What is being asked
Starting at the first line and stopping after the one that has "slice-label: 디자인: [301, 224, 410, 266]", rewrite those lines with "slice-label" changed to "segment-label" and nothing else altered.

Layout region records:
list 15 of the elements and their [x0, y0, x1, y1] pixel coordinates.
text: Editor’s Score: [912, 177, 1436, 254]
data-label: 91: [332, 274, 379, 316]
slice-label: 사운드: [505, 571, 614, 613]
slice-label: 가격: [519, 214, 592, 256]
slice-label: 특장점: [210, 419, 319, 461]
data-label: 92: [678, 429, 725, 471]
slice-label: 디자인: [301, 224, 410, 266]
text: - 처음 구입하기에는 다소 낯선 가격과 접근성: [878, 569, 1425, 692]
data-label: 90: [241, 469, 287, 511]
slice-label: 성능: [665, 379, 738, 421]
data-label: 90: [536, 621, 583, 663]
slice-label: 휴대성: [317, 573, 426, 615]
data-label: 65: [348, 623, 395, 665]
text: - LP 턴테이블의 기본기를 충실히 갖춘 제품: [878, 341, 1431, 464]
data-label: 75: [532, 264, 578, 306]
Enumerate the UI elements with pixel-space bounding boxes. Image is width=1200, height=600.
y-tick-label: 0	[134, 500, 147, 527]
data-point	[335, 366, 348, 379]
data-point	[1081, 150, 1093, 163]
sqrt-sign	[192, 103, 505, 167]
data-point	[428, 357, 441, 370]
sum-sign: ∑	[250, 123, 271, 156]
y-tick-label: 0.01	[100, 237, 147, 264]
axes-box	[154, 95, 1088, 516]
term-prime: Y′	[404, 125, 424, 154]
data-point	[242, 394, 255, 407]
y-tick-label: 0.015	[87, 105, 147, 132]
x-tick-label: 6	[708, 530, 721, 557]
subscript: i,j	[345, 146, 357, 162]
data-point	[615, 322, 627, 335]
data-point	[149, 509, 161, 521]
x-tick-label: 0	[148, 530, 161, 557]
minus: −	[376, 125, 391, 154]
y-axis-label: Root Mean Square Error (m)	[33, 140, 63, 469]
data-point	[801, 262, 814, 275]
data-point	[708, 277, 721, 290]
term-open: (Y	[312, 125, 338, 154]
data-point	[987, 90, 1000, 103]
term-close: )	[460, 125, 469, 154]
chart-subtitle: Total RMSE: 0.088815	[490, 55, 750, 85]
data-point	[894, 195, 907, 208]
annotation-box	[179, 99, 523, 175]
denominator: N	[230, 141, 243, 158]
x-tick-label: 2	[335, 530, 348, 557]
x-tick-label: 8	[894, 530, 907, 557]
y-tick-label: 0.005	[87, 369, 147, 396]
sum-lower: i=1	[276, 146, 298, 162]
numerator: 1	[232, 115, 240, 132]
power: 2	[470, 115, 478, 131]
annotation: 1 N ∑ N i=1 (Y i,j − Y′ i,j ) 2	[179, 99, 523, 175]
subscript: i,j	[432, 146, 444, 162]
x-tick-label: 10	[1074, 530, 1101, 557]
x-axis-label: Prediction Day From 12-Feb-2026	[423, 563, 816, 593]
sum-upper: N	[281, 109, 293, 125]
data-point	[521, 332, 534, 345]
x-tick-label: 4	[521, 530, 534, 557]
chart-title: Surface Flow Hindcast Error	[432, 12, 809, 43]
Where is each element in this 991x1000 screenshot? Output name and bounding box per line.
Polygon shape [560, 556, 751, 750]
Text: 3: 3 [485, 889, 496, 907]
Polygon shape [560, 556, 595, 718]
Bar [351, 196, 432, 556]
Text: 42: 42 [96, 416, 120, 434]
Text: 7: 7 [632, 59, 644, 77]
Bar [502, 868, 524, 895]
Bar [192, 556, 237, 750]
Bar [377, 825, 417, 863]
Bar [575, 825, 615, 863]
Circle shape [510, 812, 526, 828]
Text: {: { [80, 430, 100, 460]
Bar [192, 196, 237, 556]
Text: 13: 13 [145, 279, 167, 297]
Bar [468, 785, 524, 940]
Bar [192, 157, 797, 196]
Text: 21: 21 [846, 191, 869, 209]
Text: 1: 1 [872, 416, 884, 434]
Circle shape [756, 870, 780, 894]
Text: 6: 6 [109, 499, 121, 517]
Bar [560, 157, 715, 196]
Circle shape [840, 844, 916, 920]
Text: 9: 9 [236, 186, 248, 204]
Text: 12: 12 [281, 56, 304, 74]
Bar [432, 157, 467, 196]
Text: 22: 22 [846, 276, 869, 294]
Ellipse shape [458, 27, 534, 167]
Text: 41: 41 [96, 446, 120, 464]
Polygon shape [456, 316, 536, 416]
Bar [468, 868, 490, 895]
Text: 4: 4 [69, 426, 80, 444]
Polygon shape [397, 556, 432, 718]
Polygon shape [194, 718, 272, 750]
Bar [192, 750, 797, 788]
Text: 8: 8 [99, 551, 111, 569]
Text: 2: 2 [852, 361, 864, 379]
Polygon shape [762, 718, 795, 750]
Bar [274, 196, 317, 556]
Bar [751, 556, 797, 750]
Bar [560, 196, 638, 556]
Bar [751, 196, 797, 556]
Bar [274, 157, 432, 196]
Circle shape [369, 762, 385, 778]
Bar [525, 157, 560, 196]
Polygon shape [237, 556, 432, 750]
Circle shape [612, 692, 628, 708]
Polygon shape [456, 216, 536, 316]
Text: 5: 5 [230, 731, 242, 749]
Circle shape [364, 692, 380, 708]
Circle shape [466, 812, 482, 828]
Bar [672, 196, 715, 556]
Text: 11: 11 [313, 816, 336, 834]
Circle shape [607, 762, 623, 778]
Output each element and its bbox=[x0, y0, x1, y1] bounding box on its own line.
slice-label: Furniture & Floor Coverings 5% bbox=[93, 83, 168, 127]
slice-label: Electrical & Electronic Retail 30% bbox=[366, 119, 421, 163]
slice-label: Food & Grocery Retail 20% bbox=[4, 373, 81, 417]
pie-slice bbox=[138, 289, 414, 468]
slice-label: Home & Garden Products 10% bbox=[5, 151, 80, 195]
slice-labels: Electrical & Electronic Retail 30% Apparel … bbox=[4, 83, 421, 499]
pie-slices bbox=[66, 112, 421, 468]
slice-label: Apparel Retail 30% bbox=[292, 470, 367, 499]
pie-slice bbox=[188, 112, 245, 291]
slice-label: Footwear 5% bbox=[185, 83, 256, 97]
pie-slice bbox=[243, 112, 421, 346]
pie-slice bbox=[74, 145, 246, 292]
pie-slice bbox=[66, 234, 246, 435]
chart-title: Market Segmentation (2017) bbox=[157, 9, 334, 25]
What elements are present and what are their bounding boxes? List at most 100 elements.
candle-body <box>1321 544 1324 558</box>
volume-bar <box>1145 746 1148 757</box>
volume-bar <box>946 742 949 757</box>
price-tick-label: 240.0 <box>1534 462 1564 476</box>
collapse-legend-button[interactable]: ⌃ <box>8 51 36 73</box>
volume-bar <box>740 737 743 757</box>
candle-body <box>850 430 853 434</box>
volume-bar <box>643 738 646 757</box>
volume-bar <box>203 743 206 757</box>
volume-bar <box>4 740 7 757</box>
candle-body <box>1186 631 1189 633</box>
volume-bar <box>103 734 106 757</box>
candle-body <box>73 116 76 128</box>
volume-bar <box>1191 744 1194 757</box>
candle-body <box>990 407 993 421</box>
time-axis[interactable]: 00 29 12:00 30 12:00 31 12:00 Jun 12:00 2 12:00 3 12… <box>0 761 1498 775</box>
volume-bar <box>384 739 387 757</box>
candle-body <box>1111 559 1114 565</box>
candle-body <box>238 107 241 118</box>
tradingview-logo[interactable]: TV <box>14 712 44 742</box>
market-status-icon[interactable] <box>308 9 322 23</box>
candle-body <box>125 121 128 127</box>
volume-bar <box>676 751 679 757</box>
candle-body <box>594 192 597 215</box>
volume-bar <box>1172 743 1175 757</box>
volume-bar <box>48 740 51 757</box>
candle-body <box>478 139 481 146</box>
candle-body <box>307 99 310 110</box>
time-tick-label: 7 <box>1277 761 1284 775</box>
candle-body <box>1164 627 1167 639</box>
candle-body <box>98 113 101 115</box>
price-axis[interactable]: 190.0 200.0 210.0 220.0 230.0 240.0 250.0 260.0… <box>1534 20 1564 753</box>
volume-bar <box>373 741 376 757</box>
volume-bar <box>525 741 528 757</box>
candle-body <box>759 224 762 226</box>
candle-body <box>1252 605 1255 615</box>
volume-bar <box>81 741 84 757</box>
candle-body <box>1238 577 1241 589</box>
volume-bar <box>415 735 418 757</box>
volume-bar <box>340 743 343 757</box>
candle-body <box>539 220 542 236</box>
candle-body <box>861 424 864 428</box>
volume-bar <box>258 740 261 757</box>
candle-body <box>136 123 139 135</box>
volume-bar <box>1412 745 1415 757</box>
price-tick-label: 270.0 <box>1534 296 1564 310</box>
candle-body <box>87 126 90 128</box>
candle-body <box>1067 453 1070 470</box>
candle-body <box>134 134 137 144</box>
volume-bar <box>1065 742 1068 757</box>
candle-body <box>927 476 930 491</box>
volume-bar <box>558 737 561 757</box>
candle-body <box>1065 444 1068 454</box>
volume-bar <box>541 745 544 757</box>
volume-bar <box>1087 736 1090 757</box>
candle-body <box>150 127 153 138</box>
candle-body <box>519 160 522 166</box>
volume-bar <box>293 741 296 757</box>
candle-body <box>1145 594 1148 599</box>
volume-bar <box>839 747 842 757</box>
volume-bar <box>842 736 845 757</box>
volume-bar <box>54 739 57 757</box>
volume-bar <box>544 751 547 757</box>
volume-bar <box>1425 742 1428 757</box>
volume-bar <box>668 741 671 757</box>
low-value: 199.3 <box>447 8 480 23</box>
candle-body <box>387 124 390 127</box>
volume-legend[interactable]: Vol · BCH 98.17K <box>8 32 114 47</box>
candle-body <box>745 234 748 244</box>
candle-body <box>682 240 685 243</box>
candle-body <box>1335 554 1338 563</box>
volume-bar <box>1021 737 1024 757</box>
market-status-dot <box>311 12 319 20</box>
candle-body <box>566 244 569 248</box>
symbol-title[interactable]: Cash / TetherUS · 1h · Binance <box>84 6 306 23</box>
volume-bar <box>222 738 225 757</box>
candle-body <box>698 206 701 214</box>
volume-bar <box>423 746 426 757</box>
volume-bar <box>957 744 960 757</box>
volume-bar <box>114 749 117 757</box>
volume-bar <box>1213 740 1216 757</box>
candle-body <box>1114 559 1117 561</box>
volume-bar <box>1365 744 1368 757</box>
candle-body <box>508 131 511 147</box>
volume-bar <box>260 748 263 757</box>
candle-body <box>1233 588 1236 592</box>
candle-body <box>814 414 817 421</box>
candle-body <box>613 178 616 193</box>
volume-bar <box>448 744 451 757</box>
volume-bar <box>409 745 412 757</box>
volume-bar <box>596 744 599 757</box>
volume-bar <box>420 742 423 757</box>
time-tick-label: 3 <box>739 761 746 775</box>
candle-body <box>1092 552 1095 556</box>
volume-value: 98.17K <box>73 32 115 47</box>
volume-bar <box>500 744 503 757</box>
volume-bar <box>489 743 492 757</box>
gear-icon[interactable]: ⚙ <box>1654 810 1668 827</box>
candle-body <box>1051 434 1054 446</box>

Final result
list 15 of the elements and their [x0, y0, x1, y1] pixel coordinates.
text: Editor’s Score: [912, 177, 1436, 254]
data-label: 91: [332, 274, 379, 316]
segment-label: 사운드: [505, 571, 614, 613]
segment-label: 가격: [519, 214, 592, 256]
segment-label: 특장점: [210, 419, 319, 461]
data-label: 92: [678, 429, 725, 471]
segment-label: 디자인: [301, 224, 410, 266]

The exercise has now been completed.